Dataset rows:
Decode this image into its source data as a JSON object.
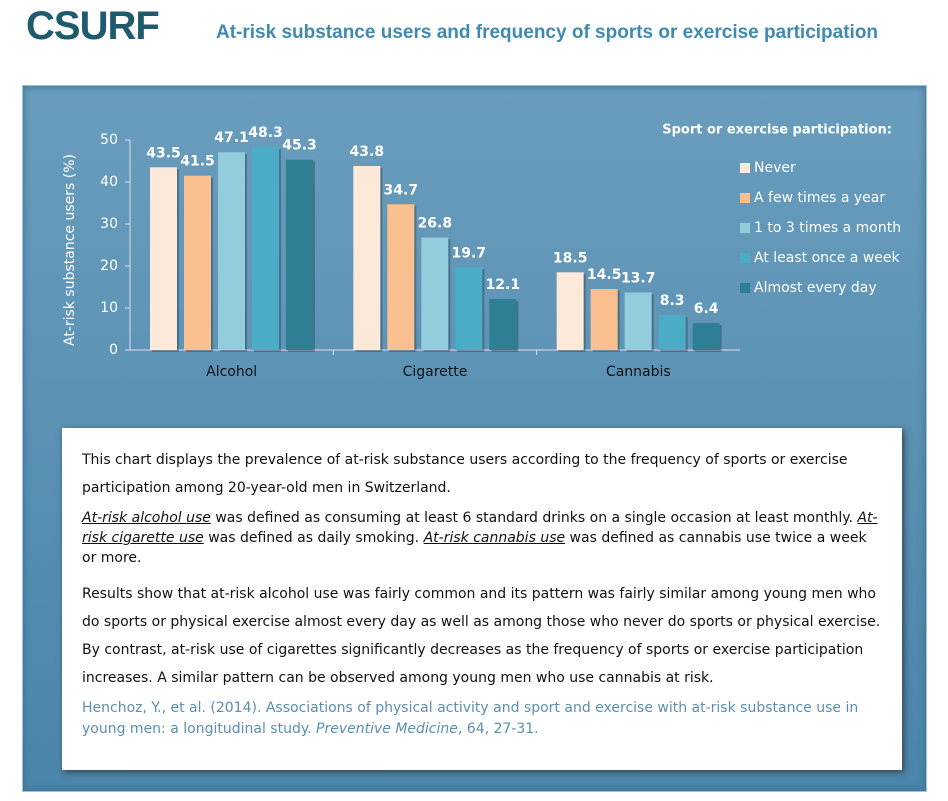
{
  "header": {
    "logo": "CSURF",
    "title": "At-risk substance users and frequency of sports or exercise participation"
  },
  "chart_data": {
    "type": "bar",
    "y_label": "At-risk substance users  (%)",
    "legend_title": "Sport or exercise participation:",
    "categories": [
      "Alcohol",
      "Cigarette",
      "Cannabis"
    ],
    "series": [
      {
        "name": "Never",
        "color": "#fde9d9",
        "values": [
          43.5,
          43.8,
          18.5
        ]
      },
      {
        "name": "A few times a year",
        "color": "#fac090",
        "values": [
          41.5,
          34.7,
          14.5
        ]
      },
      {
        "name": "1 to 3 times a month",
        "color": "#93cddd",
        "values": [
          47.1,
          26.8,
          13.7
        ]
      },
      {
        "name": "At least once a week",
        "color": "#4bacc6",
        "values": [
          48.3,
          19.7,
          8.3
        ]
      },
      {
        "name": "Almost every day",
        "color": "#2e7f94",
        "values": [
          45.3,
          12.1,
          6.4
        ]
      }
    ],
    "ylim": [
      0,
      50
    ],
    "yticks": [
      0,
      10,
      20,
      30,
      40,
      50
    ]
  },
  "description": {
    "p1": "This chart displays the prevalence of at-risk substance users according to the frequency of sports or exercise participation among 20-year-old men in Switzerland.",
    "p2": [
      "At-risk alcohol use",
      " was defined as consuming at least 6 standard drinks on a single occasion at least monthly. ",
      "At-risk cigarette use",
      " was defined as daily smoking. ",
      "At-risk cannabis use",
      " was defined as cannabis use twice a week or more."
    ],
    "p3": "Results show that at-risk alcohol use was fairly common and its pattern was fairly similar among young men who do sports or physical exercise almost every day as well as among those who never do sports or physical exercise. By contrast, at-risk use of cigarettes significantly decreases as the frequency of sports or exercise participation increases. A similar pattern can be observed among young men who use cannabis at risk.",
    "citation": [
      "Henchoz, Y., et al. (2014). Associations of physical activity and sport and exercise with at-risk substance use in young men: a longitudinal  study. ",
      "Preventive Medicine",
      ", 64, 27-31."
    ]
  }
}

→ TASK TO CARRY OUT
Transcribe all of the entries word for word, but skip any pictures they contain.

→ RESULT OF THIS TASK
Decode this image into its source data as a JSON object.
{
  "header": {
    "logo": "CSURF",
    "title": "At-risk substance users and frequency of sports or exercise participation"
  },
  "chart_data": {
    "type": "bar",
    "y_label": "At-risk substance users  (%)",
    "legend_title": "Sport or exercise participation:",
    "categories": [
      "Alcohol",
      "Cigarette",
      "Cannabis"
    ],
    "series": [
      {
        "name": "Never",
        "color": "#fde9d9",
        "values": [
          43.5,
          43.8,
          18.5
        ]
      },
      {
        "name": "A few times a year",
        "color": "#fac090",
        "values": [
          41.5,
          34.7,
          14.5
        ]
      },
      {
        "name": "1 to 3 times a month",
        "color": "#93cddd",
        "values": [
          47.1,
          26.8,
          13.7
        ]
      },
      {
        "name": "At least once a week",
        "color": "#4bacc6",
        "values": [
          48.3,
          19.7,
          8.3
        ]
      },
      {
        "name": "Almost every day",
        "color": "#2e7f94",
        "values": [
          45.3,
          12.1,
          6.4
        ]
      }
    ],
    "ylim": [
      0,
      50
    ],
    "yticks": [
      0,
      10,
      20,
      30,
      40,
      50
    ]
  },
  "description": {
    "p1": "This chart displays the prevalence of at-risk substance users according to the frequency of sports or exercise participation among 20-year-old men in Switzerland.",
    "p2": [
      "At-risk alcohol use",
      " was defined as consuming at least 6 standard drinks on a single occasion at least monthly. ",
      "At-risk cigarette use",
      " was defined as daily smoking. ",
      "At-risk cannabis use",
      " was defined as cannabis use twice a week or more."
    ],
    "p3": "Results show that at-risk alcohol use was fairly common and its pattern was fairly similar among young men who do sports or physical exercise almost every day as well as among those who never do sports or physical exercise. By contrast, at-risk use of cigarettes significantly decreases as the frequency of sports or exercise participation increases. A similar pattern can be observed among young men who use cannabis at risk.",
    "citation": [
      "Henchoz, Y., et al. (2014). Associations of physical activity and sport and exercise with at-risk substance use in young men: a longitudinal  study. ",
      "Preventive Medicine",
      ", 64, 27-31."
    ]
  }
}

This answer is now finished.